[Figure dataset records]
——————————

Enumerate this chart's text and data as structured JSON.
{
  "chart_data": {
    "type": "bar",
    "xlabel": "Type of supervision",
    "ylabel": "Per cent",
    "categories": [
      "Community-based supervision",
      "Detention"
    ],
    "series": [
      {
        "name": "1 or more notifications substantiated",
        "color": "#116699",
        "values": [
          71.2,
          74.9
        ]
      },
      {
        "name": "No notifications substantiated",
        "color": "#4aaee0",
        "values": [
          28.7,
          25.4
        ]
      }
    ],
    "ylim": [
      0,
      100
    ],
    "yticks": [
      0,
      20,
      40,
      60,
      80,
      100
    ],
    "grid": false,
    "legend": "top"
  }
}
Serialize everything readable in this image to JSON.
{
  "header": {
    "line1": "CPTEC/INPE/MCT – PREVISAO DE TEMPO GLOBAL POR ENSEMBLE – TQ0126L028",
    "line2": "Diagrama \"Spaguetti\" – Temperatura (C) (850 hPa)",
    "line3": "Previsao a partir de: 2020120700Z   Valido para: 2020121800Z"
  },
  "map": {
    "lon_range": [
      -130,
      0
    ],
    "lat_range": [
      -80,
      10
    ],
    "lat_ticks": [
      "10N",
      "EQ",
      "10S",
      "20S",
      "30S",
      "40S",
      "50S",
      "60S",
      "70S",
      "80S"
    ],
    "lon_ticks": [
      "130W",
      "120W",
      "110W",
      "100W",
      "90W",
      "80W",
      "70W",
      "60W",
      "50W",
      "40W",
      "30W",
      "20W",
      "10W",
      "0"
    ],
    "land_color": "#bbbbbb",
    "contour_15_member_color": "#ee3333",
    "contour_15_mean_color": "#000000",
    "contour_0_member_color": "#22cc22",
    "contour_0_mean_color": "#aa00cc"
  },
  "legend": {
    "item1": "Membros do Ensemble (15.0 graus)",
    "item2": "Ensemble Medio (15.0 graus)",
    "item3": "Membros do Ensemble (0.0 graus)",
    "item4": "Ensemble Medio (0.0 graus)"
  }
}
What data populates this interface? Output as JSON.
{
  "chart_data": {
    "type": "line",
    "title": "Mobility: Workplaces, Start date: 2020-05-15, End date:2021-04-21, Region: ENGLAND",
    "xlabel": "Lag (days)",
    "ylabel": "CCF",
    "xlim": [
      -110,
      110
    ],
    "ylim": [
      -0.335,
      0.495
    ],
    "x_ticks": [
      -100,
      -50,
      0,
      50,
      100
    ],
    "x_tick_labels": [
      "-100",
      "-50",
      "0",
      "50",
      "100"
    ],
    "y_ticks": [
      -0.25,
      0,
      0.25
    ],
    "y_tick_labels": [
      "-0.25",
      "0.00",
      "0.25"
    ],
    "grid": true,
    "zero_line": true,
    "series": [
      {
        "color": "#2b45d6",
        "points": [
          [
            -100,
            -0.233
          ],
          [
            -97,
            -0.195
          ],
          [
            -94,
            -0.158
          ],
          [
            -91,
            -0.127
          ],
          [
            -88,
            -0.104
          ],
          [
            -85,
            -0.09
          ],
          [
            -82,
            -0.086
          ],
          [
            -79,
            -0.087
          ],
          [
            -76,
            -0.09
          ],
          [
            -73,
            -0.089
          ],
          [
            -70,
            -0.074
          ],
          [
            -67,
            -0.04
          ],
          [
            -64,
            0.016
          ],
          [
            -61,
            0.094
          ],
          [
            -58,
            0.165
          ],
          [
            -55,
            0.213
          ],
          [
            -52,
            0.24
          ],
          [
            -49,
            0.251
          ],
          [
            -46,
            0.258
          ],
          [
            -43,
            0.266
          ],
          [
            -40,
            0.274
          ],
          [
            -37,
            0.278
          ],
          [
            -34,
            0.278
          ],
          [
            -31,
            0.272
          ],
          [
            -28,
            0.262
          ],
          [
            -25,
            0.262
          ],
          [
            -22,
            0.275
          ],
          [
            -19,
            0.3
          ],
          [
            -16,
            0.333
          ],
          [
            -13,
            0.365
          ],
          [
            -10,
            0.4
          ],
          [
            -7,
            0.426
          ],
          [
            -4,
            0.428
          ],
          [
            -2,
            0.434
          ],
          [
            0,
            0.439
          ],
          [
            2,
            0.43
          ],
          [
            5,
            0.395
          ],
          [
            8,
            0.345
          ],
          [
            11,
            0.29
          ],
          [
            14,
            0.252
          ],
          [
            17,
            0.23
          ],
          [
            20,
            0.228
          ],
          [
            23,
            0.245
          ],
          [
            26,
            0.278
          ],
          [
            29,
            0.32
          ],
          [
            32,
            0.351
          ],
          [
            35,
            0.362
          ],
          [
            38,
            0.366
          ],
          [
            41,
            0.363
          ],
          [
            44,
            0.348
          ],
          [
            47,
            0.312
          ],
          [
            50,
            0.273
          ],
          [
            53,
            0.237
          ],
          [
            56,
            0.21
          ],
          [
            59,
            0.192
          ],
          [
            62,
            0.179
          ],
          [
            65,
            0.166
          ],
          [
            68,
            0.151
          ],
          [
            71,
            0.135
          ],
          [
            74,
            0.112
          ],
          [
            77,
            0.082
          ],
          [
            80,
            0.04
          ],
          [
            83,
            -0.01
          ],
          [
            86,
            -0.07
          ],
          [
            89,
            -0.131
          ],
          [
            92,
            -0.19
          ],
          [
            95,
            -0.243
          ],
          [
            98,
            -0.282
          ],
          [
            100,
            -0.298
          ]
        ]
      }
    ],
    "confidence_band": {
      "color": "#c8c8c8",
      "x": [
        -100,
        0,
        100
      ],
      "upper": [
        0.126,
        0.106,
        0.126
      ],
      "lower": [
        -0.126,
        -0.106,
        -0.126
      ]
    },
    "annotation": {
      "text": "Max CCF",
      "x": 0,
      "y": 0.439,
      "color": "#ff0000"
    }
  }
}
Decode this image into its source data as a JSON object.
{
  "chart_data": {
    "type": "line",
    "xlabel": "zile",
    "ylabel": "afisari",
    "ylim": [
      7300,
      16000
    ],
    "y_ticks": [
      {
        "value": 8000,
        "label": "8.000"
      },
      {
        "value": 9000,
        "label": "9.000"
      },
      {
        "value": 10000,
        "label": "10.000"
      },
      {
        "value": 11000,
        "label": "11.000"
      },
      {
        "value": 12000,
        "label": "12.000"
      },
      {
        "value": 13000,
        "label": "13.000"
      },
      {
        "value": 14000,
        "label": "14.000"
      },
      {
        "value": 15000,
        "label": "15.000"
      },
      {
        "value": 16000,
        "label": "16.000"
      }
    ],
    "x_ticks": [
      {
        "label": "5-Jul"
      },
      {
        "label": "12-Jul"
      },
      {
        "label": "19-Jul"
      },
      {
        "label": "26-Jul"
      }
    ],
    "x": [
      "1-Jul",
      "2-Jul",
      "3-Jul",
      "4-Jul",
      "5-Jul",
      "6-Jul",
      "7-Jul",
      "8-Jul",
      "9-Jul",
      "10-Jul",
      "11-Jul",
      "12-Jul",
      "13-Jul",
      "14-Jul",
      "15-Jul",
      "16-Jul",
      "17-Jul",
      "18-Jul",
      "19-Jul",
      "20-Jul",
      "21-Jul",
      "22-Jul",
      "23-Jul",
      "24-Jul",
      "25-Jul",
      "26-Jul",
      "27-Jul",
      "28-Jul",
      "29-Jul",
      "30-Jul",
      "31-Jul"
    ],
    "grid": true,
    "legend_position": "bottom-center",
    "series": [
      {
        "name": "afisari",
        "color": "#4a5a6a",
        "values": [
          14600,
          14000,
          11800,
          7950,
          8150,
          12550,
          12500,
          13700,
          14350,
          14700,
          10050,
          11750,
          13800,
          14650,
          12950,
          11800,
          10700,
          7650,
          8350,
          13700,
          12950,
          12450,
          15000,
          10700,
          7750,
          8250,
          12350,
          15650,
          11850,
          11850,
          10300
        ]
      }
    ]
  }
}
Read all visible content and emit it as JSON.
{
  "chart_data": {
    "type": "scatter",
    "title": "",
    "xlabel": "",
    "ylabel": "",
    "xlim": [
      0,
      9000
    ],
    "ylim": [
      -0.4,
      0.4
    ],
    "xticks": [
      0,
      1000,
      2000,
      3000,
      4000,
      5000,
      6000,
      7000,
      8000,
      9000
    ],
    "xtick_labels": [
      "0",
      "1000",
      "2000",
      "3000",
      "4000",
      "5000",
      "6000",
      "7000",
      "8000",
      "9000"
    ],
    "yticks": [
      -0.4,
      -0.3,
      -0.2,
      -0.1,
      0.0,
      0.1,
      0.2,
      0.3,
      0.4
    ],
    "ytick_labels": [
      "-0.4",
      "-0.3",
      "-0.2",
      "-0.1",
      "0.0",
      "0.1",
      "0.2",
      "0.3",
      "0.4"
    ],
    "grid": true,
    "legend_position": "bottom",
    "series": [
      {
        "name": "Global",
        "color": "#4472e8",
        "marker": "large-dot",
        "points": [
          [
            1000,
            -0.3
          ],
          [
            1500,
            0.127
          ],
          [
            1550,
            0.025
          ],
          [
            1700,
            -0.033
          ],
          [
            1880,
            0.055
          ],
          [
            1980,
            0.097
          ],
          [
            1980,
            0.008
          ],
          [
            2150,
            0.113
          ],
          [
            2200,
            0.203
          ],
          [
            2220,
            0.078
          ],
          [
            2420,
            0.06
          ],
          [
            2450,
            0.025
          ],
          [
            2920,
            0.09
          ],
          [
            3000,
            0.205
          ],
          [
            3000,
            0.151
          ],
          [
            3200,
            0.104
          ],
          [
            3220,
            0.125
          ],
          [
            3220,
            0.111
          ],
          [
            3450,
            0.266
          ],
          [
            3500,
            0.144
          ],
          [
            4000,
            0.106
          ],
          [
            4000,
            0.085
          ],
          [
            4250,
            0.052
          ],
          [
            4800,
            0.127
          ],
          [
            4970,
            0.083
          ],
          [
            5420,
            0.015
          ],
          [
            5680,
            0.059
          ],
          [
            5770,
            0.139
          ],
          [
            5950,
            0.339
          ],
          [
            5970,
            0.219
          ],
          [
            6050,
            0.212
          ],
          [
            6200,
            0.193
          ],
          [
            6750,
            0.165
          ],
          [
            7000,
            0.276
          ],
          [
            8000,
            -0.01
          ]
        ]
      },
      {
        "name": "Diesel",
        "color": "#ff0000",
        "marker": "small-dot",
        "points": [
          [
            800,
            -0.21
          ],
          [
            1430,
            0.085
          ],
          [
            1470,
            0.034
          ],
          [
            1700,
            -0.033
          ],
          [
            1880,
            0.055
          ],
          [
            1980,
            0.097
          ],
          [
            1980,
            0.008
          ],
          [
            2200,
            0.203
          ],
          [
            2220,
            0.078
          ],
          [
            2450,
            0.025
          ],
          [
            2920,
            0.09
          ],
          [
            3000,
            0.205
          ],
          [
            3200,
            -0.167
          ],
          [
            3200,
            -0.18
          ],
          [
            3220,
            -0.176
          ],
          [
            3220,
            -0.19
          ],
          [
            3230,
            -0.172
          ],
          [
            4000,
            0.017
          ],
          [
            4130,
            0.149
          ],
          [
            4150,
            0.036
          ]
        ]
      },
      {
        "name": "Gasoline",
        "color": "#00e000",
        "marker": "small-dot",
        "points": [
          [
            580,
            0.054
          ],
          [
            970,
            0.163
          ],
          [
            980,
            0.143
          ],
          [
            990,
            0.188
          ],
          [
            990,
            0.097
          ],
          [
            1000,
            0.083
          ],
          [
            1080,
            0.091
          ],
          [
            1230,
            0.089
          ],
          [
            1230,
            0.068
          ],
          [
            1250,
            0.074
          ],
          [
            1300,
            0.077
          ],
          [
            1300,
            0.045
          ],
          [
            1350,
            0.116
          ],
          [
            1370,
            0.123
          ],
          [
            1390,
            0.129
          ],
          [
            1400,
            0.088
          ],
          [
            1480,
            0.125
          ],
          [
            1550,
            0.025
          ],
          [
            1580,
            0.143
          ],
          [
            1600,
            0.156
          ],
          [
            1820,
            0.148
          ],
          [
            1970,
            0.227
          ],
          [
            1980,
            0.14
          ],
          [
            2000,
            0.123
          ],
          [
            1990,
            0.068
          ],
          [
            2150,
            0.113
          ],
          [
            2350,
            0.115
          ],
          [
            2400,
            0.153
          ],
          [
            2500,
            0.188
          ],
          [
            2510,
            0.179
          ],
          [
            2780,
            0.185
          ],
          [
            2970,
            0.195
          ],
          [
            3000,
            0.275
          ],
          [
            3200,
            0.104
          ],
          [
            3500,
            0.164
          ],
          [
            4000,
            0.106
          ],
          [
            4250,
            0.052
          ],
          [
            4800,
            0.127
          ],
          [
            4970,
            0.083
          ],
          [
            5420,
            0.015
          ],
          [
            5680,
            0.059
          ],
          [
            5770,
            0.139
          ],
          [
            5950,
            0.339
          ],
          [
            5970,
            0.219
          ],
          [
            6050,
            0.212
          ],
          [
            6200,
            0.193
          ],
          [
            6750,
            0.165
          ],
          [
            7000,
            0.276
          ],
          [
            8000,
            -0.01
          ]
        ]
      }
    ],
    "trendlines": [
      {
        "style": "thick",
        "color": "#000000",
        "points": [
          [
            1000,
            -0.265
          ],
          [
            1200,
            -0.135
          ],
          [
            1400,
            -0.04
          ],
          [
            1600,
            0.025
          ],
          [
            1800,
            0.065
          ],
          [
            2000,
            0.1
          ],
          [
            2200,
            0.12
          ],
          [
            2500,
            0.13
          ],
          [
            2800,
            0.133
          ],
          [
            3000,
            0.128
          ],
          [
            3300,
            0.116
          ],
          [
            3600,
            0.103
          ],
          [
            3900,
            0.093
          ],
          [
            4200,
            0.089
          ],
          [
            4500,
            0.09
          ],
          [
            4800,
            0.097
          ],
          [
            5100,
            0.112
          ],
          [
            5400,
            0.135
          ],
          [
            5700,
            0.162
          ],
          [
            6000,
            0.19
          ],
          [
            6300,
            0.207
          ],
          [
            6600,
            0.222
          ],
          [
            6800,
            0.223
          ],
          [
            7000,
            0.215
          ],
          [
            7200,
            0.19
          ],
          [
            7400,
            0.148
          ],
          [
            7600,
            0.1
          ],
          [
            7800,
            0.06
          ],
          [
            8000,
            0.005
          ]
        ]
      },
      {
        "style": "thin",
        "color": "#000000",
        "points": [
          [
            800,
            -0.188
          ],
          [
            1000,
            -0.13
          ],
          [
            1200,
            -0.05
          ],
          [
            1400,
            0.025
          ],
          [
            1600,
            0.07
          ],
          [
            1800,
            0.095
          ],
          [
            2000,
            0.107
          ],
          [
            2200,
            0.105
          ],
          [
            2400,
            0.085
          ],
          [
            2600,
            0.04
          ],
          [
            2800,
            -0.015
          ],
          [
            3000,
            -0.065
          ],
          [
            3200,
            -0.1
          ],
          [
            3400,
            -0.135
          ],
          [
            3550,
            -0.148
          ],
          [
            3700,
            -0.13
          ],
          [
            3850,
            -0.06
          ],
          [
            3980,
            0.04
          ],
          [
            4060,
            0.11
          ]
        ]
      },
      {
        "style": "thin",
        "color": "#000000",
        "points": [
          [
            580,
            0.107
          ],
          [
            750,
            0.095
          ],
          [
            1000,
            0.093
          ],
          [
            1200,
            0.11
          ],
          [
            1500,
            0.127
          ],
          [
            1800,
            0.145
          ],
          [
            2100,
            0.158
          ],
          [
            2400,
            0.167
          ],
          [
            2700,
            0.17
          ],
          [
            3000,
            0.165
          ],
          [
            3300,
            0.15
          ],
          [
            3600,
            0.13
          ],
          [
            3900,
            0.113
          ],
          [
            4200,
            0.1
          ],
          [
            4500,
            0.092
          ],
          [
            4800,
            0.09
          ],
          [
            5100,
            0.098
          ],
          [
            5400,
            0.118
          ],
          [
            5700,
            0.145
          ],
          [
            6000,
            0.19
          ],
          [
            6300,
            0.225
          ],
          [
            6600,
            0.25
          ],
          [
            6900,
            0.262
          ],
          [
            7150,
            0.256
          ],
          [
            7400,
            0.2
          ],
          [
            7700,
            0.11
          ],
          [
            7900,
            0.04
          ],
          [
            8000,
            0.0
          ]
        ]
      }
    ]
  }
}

——————————

Go through the entries above and count the lines containing the word "text"; give only that count.

2